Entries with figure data
>>>>
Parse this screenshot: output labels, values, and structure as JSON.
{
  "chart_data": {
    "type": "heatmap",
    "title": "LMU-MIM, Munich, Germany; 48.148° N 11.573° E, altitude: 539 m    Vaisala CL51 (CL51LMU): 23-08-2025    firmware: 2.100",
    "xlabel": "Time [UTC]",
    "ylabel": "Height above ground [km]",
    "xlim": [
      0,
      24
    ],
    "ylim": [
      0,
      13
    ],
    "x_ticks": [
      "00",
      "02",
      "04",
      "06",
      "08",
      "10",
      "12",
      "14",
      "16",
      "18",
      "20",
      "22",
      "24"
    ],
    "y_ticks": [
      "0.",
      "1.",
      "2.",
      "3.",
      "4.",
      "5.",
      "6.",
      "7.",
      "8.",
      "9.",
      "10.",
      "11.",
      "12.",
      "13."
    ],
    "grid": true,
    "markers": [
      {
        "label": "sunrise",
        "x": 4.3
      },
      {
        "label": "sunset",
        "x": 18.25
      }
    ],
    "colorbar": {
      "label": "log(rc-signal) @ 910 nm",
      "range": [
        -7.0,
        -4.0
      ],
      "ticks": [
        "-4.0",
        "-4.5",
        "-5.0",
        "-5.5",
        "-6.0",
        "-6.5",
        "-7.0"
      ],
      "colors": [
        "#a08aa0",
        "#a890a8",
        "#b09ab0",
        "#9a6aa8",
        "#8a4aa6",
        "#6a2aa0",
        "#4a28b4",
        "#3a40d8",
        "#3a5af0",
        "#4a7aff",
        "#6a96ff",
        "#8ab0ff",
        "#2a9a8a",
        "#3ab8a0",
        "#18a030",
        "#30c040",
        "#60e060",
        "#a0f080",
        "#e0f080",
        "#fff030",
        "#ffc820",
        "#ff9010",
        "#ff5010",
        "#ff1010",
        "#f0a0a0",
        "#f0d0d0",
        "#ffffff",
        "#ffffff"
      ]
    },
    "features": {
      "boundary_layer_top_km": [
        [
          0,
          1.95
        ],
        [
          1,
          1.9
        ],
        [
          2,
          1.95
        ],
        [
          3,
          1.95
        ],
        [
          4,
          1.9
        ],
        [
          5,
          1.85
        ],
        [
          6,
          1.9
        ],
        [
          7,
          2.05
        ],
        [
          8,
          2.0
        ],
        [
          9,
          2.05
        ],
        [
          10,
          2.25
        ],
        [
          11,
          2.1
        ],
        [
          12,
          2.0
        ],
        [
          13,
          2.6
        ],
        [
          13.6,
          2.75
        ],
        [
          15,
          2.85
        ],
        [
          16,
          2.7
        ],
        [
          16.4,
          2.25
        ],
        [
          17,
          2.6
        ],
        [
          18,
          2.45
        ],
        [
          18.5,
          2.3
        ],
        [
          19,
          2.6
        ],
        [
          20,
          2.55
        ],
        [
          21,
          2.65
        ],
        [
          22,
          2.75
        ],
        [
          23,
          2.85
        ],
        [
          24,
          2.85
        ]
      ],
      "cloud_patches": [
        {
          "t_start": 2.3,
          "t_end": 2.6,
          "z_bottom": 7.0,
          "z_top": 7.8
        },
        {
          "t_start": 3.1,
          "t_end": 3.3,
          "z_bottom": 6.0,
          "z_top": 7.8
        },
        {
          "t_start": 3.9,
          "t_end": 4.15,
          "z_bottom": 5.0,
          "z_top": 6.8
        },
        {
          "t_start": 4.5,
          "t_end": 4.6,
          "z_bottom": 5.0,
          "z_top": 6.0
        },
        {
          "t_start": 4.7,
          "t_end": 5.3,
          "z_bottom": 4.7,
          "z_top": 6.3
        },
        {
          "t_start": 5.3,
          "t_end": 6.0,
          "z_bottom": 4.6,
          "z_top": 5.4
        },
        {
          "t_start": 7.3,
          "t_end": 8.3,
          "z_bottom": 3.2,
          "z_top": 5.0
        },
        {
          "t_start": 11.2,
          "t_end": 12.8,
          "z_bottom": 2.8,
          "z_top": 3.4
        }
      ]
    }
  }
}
<<<<
What the exercise asks:
Reproduce the full set of records precisely.

Written reply:
Parse this screenshot: output labels, values, and structure as JSON.
{
  "chart_data": {
    "type": "heatmap",
    "title": "LMU-MIM, Munich, Germany; 48.148° N 11.573° E, altitude: 539 m    Vaisala CL51 (CL51LMU): 23-08-2025    firmware: 2.100",
    "xlabel": "Time [UTC]",
    "ylabel": "Height above ground [km]",
    "xlim": [
      0,
      24
    ],
    "ylim": [
      0,
      13
    ],
    "x_ticks": [
      "00",
      "02",
      "04",
      "06",
      "08",
      "10",
      "12",
      "14",
      "16",
      "18",
      "20",
      "22",
      "24"
    ],
    "y_ticks": [
      "0.",
      "1.",
      "2.",
      "3.",
      "4.",
      "5.",
      "6.",
      "7.",
      "8.",
      "9.",
      "10.",
      "11.",
      "12.",
      "13."
    ],
    "grid": true,
    "markers": [
      {
        "label": "sunrise",
        "x": 4.3
      },
      {
        "label": "sunset",
        "x": 18.25
      }
    ],
    "colorbar": {
      "label": "log(rc-signal) @ 910 nm",
      "range": [
        -7.0,
        -4.0
      ],
      "ticks": [
        "-4.0",
        "-4.5",
        "-5.0",
        "-5.5",
        "-6.0",
        "-6.5",
        "-7.0"
      ],
      "colors": [
        "#a08aa0",
        "#a890a8",
        "#b09ab0",
        "#9a6aa8",
        "#8a4aa6",
        "#6a2aa0",
        "#4a28b4",
        "#3a40d8",
        "#3a5af0",
        "#4a7aff",
        "#6a96ff",
        "#8ab0ff",
        "#2a9a8a",
        "#3ab8a0",
        "#18a030",
        "#30c040",
        "#60e060",
        "#a0f080",
        "#e0f080",
        "#fff030",
        "#ffc820",
        "#ff9010",
        "#ff5010",
        "#ff1010",
        "#f0a0a0",
        "#f0d0d0",
        "#ffffff",
        "#ffffff"
      ]
    },
    "features": {
      "boundary_layer_top_km": [
        [
          0,
          1.95
        ],
        [
          1,
          1.9
        ],
        [
          2,
          1.95
        ],
        [
          3,
          1.95
        ],
        [
          4,
          1.9
        ],
        [
          5,
          1.85
        ],
        [
          6,
          1.9
        ],
        [
          7,
          2.05
        ],
        [
          8,
          2.0
        ],
        [
          9,
          2.05
        ],
        [
          10,
          2.25
        ],
        [
          11,
          2.1
        ],
        [
          12,
          2.0
        ],
        [
          13,
          2.6
        ],
        [
          13.6,
          2.75
        ],
        [
          15,
          2.85
        ],
        [
          16,
          2.7
        ],
        [
          16.4,
          2.25
        ],
        [
          17,
          2.6
        ],
        [
          18,
          2.45
        ],
        [
          18.5,
          2.3
        ],
        [
          19,
          2.6
        ],
        [
          20,
          2.55
        ],
        [
          21,
          2.65
        ],
        [
          22,
          2.75
        ],
        [
          23,
          2.85
        ],
        [
          24,
          2.85
        ]
      ],
      "cloud_patches": [
        {
          "t_start": 2.3,
          "t_end": 2.6,
          "z_bottom": 7.0,
          "z_top": 7.8
        },
        {
          "t_start": 3.1,
          "t_end": 3.3,
          "z_bottom": 6.0,
          "z_top": 7.8
        },
        {
          "t_start": 3.9,
          "t_end": 4.15,
          "z_bottom": 5.0,
          "z_top": 6.8
        },
        {
          "t_start": 4.5,
          "t_end": 4.6,
          "z_bottom": 5.0,
          "z_top": 6.0
        },
        {
          "t_start": 4.7,
          "t_end": 5.3,
          "z_bottom": 4.7,
          "z_top": 6.3
        },
        {
          "t_start": 5.3,
          "t_end": 6.0,
          "z_bottom": 4.6,
          "z_top": 5.4
        },
        {
          "t_start": 7.3,
          "t_end": 8.3,
          "z_bottom": 3.2,
          "z_top": 5.0
        },
        {
          "t_start": 11.2,
          "t_end": 12.8,
          "z_bottom": 2.8,
          "z_top": 3.4
        }
      ]
    }
  }
}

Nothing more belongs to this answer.